(Items from a dataset)
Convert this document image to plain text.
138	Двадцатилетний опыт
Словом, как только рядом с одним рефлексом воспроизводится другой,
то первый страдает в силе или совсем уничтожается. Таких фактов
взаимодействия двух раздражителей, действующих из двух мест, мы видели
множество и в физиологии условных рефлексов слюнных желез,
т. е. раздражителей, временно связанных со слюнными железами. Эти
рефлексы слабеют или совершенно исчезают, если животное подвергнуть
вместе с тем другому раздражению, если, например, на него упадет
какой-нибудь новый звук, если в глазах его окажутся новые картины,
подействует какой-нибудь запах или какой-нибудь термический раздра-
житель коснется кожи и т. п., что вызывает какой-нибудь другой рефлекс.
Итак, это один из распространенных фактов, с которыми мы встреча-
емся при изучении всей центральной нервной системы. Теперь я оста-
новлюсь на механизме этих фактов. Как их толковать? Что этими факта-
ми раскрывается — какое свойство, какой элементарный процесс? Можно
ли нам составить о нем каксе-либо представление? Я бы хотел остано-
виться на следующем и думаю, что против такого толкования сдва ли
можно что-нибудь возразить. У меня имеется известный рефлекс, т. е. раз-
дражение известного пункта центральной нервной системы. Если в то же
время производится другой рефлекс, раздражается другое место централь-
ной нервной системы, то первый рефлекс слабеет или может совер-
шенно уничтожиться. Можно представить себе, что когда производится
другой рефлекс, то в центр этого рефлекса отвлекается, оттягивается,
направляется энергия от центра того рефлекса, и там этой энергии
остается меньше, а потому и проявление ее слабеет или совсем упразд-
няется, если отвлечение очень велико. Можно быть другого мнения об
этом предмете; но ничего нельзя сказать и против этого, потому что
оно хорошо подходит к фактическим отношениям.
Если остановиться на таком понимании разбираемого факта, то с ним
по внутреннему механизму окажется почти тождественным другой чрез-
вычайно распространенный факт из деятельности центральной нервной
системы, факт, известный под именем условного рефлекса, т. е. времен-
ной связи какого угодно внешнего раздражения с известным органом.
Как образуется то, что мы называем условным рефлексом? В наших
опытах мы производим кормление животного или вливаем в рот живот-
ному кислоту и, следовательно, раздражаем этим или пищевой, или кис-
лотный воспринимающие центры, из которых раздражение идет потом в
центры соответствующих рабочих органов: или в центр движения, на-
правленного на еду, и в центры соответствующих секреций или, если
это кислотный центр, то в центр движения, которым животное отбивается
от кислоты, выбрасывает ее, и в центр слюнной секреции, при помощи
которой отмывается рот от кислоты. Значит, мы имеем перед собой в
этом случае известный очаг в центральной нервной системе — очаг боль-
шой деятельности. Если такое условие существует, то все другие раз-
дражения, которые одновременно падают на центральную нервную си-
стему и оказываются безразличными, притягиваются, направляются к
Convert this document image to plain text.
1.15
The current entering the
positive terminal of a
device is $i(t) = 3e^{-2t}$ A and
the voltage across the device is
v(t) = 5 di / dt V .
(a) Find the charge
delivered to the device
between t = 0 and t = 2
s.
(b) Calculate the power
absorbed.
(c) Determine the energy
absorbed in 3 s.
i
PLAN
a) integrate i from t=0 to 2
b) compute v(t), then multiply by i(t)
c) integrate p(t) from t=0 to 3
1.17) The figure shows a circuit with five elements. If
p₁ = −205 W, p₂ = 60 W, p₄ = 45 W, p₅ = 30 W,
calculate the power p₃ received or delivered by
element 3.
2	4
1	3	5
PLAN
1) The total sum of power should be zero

* TASK GOAL: Collect each line holding the string "системы".

* RESPONSE TO THIS TASK:
емся при изучении всей центральной нервной системы. Теперь я оста-
дражение известного пункта центральной нервной системы. Если в то же
ной нервной системы, то первый рефлекс слабеет или может совер-
системы, факт, известный под именем условного рефлекса, т. е. времен-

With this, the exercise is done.